### Goal of the exercise
The records below are to be repeated in full, exactly as they are.

### Given records
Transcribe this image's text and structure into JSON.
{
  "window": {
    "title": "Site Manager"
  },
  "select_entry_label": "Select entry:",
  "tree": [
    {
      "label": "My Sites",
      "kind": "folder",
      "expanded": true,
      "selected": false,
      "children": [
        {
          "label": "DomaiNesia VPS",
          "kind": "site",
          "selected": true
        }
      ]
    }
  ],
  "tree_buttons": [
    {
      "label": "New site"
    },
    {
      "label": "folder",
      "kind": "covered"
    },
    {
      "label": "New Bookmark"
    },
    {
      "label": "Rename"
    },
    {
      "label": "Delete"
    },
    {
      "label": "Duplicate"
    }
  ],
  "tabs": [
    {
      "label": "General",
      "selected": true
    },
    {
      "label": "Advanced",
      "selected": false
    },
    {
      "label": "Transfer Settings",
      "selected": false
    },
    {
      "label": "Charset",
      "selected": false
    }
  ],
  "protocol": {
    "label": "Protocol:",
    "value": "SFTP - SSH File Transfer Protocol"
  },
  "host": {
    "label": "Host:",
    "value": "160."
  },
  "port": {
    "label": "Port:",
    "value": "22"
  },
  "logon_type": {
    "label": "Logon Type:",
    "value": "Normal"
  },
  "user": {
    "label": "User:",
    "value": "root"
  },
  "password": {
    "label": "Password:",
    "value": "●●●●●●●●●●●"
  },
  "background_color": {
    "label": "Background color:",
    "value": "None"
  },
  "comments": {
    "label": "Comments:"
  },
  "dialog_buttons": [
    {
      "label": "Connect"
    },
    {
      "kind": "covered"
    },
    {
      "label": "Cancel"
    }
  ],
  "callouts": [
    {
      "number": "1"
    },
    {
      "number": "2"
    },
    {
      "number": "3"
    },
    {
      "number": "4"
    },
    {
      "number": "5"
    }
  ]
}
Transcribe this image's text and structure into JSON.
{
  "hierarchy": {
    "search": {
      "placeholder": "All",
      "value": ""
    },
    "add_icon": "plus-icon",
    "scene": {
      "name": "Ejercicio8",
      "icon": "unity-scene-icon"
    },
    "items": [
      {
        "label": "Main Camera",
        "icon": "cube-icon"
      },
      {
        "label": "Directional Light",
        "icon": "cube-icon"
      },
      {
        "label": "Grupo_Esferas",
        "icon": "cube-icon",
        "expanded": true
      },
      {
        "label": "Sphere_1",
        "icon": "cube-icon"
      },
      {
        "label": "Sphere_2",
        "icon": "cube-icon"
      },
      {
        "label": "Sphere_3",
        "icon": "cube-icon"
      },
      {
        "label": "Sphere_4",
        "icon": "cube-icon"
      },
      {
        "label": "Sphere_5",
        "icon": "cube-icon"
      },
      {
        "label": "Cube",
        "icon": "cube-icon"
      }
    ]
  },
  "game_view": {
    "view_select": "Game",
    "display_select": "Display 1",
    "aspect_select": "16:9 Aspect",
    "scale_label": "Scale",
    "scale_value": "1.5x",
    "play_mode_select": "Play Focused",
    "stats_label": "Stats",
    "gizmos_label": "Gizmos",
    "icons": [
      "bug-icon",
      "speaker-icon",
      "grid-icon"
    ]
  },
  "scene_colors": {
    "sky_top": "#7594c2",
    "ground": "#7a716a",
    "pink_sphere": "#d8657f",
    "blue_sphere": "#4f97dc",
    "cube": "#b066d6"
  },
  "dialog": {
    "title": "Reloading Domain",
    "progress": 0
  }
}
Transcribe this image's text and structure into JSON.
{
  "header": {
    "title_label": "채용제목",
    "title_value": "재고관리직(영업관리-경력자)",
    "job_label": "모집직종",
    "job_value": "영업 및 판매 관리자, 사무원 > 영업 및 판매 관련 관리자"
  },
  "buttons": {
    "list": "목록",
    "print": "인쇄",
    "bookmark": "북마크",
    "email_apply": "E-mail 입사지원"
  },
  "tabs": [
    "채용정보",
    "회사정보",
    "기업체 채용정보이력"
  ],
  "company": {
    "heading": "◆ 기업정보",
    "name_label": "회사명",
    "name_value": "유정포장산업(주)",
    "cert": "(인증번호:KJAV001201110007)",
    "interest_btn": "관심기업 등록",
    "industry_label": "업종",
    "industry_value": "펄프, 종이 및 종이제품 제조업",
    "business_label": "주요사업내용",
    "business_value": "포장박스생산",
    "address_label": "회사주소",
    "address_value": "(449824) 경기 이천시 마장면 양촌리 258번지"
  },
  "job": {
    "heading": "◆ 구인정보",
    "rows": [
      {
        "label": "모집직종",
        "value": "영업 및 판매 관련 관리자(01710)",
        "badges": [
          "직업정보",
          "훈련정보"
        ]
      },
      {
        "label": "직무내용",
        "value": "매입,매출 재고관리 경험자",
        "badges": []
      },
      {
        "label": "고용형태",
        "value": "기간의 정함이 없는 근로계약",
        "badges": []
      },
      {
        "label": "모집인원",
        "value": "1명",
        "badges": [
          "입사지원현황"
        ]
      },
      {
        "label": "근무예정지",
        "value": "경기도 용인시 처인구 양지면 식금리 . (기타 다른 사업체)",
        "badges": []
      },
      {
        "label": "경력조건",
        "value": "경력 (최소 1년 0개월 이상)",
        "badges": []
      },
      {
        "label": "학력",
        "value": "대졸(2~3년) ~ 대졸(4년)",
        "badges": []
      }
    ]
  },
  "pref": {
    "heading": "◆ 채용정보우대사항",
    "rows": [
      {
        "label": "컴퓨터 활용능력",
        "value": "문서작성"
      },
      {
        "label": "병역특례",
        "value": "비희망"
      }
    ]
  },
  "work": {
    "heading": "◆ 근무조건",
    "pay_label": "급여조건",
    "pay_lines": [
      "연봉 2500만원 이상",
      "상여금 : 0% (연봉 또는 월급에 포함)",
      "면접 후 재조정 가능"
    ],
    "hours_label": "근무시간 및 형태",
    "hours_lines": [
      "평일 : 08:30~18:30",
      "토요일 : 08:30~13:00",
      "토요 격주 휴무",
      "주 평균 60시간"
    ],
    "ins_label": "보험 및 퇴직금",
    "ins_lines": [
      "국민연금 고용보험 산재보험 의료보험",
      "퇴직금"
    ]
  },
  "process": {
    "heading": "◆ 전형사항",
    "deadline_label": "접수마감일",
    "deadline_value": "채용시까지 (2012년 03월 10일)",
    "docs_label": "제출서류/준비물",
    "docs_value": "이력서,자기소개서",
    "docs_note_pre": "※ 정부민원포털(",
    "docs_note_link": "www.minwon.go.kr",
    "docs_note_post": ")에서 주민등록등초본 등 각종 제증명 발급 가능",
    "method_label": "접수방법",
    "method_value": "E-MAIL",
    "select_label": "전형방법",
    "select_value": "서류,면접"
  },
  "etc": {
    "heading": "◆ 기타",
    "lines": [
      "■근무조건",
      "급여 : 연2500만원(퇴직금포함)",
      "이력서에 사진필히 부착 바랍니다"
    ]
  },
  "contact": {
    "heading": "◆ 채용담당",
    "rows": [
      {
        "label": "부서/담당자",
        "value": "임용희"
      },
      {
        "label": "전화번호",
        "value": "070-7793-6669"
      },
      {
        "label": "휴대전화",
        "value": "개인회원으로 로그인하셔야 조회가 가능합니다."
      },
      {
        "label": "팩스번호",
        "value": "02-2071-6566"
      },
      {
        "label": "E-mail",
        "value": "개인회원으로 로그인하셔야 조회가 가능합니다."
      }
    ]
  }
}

### Written solution
Transcribe this image's text and structure into JSON.
{
  "window": {
    "title": "Site Manager"
  },
  "select_entry_label": "Select entry:",
  "tree": [
    {
      "label": "My Sites",
      "kind": "folder",
      "expanded": true,
      "selected": false,
      "children": [
        {
          "label": "DomaiNesia VPS",
          "kind": "site",
          "selected": true
        }
      ]
    }
  ],
  "tree_buttons": [
    {
      "label": "New site"
    },
    {
      "label": "folder",
      "kind": "covered"
    },
    {
      "label": "New Bookmark"
    },
    {
      "label": "Rename"
    },
    {
      "label": "Delete"
    },
    {
      "label": "Duplicate"
    }
  ],
  "tabs": [
    {
      "label": "General",
      "selected": true
    },
    {
      "label": "Advanced",
      "selected": false
    },
    {
      "label": "Transfer Settings",
      "selected": false
    },
    {
      "label": "Charset",
      "selected": false
    }
  ],
  "protocol": {
    "label": "Protocol:",
    "value": "SFTP - SSH File Transfer Protocol"
  },
  "host": {
    "label": "Host:",
    "value": "160."
  },
  "port": {
    "label": "Port:",
    "value": "22"
  },
  "logon_type": {
    "label": "Logon Type:",
    "value": "Normal"
  },
  "user": {
    "label": "User:",
    "value": "root"
  },
  "password": {
    "label": "Password:",
    "value": "●●●●●●●●●●●"
  },
  "background_color": {
    "label": "Background color:",
    "value": "None"
  },
  "comments": {
    "label": "Comments:"
  },
  "dialog_buttons": [
    {
      "label": "Connect"
    },
    {
      "kind": "covered"
    },
    {
      "label": "Cancel"
    }
  ],
  "callouts": [
    {
      "number": "1"
    },
    {
      "number": "2"
    },
    {
      "number": "3"
    },
    {
      "number": "4"
    },
    {
      "number": "5"
    }
  ]
}
Transcribe this image's text and structure into JSON.
{
  "hierarchy": {
    "search": {
      "placeholder": "All",
      "value": ""
    },
    "add_icon": "plus-icon",
    "scene": {
      "name": "Ejercicio8",
      "icon": "unity-scene-icon"
    },
    "items": [
      {
        "label": "Main Camera",
        "icon": "cube-icon"
      },
      {
        "label": "Directional Light",
        "icon": "cube-icon"
      },
      {
        "label": "Grupo_Esferas",
        "icon": "cube-icon",
        "expanded": true
      },
      {
        "label": "Sphere_1",
        "icon": "cube-icon"
      },
      {
        "label": "Sphere_2",
        "icon": "cube-icon"
      },
      {
        "label": "Sphere_3",
        "icon": "cube-icon"
      },
      {
        "label": "Sphere_4",
        "icon": "cube-icon"
      },
      {
        "label": "Sphere_5",
        "icon": "cube-icon"
      },
      {
        "label": "Cube",
        "icon": "cube-icon"
      }
    ]
  },
  "game_view": {
    "view_select": "Game",
    "display_select": "Display 1",
    "aspect_select": "16:9 Aspect",
    "scale_label": "Scale",
    "scale_value": "1.5x",
    "play_mode_select": "Play Focused",
    "stats_label": "Stats",
    "gizmos_label": "Gizmos",
    "icons": [
      "bug-icon",
      "speaker-icon",
      "grid-icon"
    ]
  },
  "scene_colors": {
    "sky_top": "#7594c2",
    "ground": "#7a716a",
    "pink_sphere": "#d8657f",
    "blue_sphere": "#4f97dc",
    "cube": "#b066d6"
  },
  "dialog": {
    "title": "Reloading Domain",
    "progress": 0
  }
}
Transcribe this image's text and structure into JSON.
{
  "header": {
    "title_label": "채용제목",
    "title_value": "재고관리직(영업관리-경력자)",
    "job_label": "모집직종",
    "job_value": "영업 및 판매 관리자, 사무원 > 영업 및 판매 관련 관리자"
  },
  "buttons": {
    "list": "목록",
    "print": "인쇄",
    "bookmark": "북마크",
    "email_apply": "E-mail 입사지원"
  },
  "tabs": [
    "채용정보",
    "회사정보",
    "기업체 채용정보이력"
  ],
  "company": {
    "heading": "◆ 기업정보",
    "name_label": "회사명",
    "name_value": "유정포장산업(주)",
    "cert": "(인증번호:KJAV001201110007)",
    "interest_btn": "관심기업 등록",
    "industry_label": "업종",
    "industry_value": "펄프, 종이 및 종이제품 제조업",
    "business_label": "주요사업내용",
    "business_value": "포장박스생산",
    "address_label": "회사주소",
    "address_value": "(449824) 경기 이천시 마장면 양촌리 258번지"
  },
  "job": {
    "heading": "◆ 구인정보",
    "rows": [
      {
        "label": "모집직종",
        "value": "영업 및 판매 관련 관리자(01710)",
        "badges": [
          "직업정보",
          "훈련정보"
        ]
      },
      {
        "label": "직무내용",
        "value": "매입,매출 재고관리 경험자",
        "badges": []
      },
      {
        "label": "고용형태",
        "value": "기간의 정함이 없는 근로계약",
        "badges": []
      },
      {
        "label": "모집인원",
        "value": "1명",
        "badges": [
          "입사지원현황"
        ]
      },
      {
        "label": "근무예정지",
        "value": "경기도 용인시 처인구 양지면 식금리 . (기타 다른 사업체)",
        "badges": []
      },
      {
        "label": "경력조건",
        "value": "경력 (최소 1년 0개월 이상)",
        "badges": []
      },
      {
        "label": "학력",
        "value": "대졸(2~3년) ~ 대졸(4년)",
        "badges": []
      }
    ]
  },
  "pref": {
    "heading": "◆ 채용정보우대사항",
    "rows": [
      {
        "label": "컴퓨터 활용능력",
        "value": "문서작성"
      },
      {
        "label": "병역특례",
        "value": "비희망"
      }
    ]
  },
  "work": {
    "heading": "◆ 근무조건",
    "pay_label": "급여조건",
    "pay_lines": [
      "연봉 2500만원 이상",
      "상여금 : 0% (연봉 또는 월급에 포함)",
      "면접 후 재조정 가능"
    ],
    "hours_label": "근무시간 및 형태",
    "hours_lines": [
      "평일 : 08:30~18:30",
      "토요일 : 08:30~13:00",
      "토요 격주 휴무",
      "주 평균 60시간"
    ],
    "ins_label": "보험 및 퇴직금",
    "ins_lines": [
      "국민연금 고용보험 산재보험 의료보험",
      "퇴직금"
    ]
  },
  "process": {
    "heading": "◆ 전형사항",
    "deadline_label": "접수마감일",
    "deadline_value": "채용시까지 (2012년 03월 10일)",
    "docs_label": "제출서류/준비물",
    "docs_value": "이력서,자기소개서",
    "docs_note_pre": "※ 정부민원포털(",
    "docs_note_link": "www.minwon.go.kr",
    "docs_note_post": ")에서 주민등록등초본 등 각종 제증명 발급 가능",
    "method_label": "접수방법",
    "method_value": "E-MAIL",
    "select_label": "전형방법",
    "select_value": "서류,면접"
  },
  "etc": {
    "heading": "◆ 기타",
    "lines": [
      "■근무조건",
      "급여 : 연2500만원(퇴직금포함)",
      "이력서에 사진필히 부착 바랍니다"
    ]
  },
  "contact": {
    "heading": "◆ 채용담당",
    "rows": [
      {
        "label": "부서/담당자",
        "value": "임용희"
      },
      {
        "label": "전화번호",
        "value": "070-7793-6669"
      },
      {
        "label": "휴대전화",
        "value": "개인회원으로 로그인하셔야 조회가 가능합니다."
      },
      {
        "label": "팩스번호",
        "value": "02-2071-6566"
      },
      {
        "label": "E-mail",
        "value": "개인회원으로 로그인하셔야 조회가 가능합니다."
      }
    ]
  }
}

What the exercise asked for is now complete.